## INSTRUCTION
Every entry must be copied word for word.

=== DATA PROVIDED ===

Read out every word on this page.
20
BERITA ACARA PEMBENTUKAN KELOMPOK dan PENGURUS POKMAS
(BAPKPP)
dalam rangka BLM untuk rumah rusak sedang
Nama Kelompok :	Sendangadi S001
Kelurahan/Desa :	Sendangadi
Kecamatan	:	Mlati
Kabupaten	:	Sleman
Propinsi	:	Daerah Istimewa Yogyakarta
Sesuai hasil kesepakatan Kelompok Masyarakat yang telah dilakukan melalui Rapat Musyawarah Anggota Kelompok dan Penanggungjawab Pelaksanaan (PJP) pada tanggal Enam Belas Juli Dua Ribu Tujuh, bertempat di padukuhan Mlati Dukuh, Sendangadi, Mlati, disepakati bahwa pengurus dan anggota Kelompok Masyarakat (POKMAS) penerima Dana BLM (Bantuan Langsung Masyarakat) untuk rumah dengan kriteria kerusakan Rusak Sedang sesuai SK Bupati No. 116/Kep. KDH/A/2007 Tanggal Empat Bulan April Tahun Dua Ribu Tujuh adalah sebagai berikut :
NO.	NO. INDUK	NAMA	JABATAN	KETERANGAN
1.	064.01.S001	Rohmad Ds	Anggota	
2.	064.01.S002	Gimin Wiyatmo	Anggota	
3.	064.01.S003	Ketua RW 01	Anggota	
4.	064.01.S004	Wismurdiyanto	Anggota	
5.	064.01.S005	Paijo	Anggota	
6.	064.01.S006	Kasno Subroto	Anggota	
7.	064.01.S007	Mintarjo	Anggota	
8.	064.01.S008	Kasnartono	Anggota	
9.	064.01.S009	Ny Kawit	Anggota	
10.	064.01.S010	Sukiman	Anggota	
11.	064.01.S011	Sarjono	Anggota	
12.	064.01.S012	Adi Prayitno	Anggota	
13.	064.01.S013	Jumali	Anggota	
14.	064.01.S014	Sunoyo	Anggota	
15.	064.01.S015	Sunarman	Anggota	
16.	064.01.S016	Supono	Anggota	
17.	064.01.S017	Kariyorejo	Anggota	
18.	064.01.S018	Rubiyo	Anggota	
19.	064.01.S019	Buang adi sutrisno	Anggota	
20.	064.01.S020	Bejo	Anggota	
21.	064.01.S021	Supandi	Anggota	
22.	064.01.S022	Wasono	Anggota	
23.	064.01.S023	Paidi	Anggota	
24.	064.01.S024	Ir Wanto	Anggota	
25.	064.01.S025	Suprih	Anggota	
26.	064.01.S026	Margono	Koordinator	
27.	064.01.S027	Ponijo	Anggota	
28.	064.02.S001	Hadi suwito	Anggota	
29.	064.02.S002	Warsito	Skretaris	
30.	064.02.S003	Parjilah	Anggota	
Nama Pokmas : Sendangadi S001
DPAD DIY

===

## RESPONSE TO THE TASK
Read out every word on this page.
20
BERITA ACARA PEMBENTUKAN KELOMPOK dan PENGURUS POKMAS
(BAPKPP)
dalam rangka BLM untuk rumah rusak sedang
Nama Kelompok :	Sendangadi S001
Kelurahan/Desa :	Sendangadi
Kecamatan	:	Mlati
Kabupaten	:	Sleman
Propinsi	:	Daerah Istimewa Yogyakarta
Sesuai hasil kesepakatan Kelompok Masyarakat yang telah dilakukan melalui Rapat Musyawarah Anggota Kelompok dan Penanggungjawab Pelaksanaan (PJP) pada tanggal Enam Belas Juli Dua Ribu Tujuh, bertempat di padukuhan Mlati Dukuh, Sendangadi, Mlati, disepakati bahwa pengurus dan anggota Kelompok Masyarakat (POKMAS) penerima Dana BLM (Bantuan Langsung Masyarakat) untuk rumah dengan kriteria kerusakan Rusak Sedang sesuai SK Bupati No. 116/Kep. KDH/A/2007 Tanggal Empat Bulan April Tahun Dua Ribu Tujuh adalah sebagai berikut :
NO.	NO. INDUK	NAMA	JABATAN	KETERANGAN
1.	064.01.S001	Rohmad Ds	Anggota	
2.	064.01.S002	Gimin Wiyatmo	Anggota	
3.	064.01.S003	Ketua RW 01	Anggota	
4.	064.01.S004	Wismurdiyanto	Anggota	
5.	064.01.S005	Paijo	Anggota	
6.	064.01.S006	Kasno Subroto	Anggota	
7.	064.01.S007	Mintarjo	Anggota	
8.	064.01.S008	Kasnartono	Anggota	
9.	064.01.S009	Ny Kawit	Anggota	
10.	064.01.S010	Sukiman	Anggota	
11.	064.01.S011	Sarjono	Anggota	
12.	064.01.S012	Adi Prayitno	Anggota	
13.	064.01.S013	Jumali	Anggota	
14.	064.01.S014	Sunoyo	Anggota	
15.	064.01.S015	Sunarman	Anggota	
16.	064.01.S016	Supono	Anggota	
17.	064.01.S017	Kariyorejo	Anggota	
18.	064.01.S018	Rubiyo	Anggota	
19.	064.01.S019	Buang adi sutrisno	Anggota	
20.	064.01.S020	Bejo	Anggota	
21.	064.01.S021	Supandi	Anggota	
22.	064.01.S022	Wasono	Anggota	
23.	064.01.S023	Paidi	Anggota	
24.	064.01.S024	Ir Wanto	Anggota	
25.	064.01.S025	Suprih	Anggota	
26.	064.01.S026	Margono	Koordinator	
27.	064.01.S027	Ponijo	Anggota	
28.	064.02.S001	Hadi suwito	Anggota	
29.	064.02.S002	Warsito	Skretaris	
30.	064.02.S003	Parjilah	Anggota	
Nama Pokmas : Sendangadi S001
DPAD DIY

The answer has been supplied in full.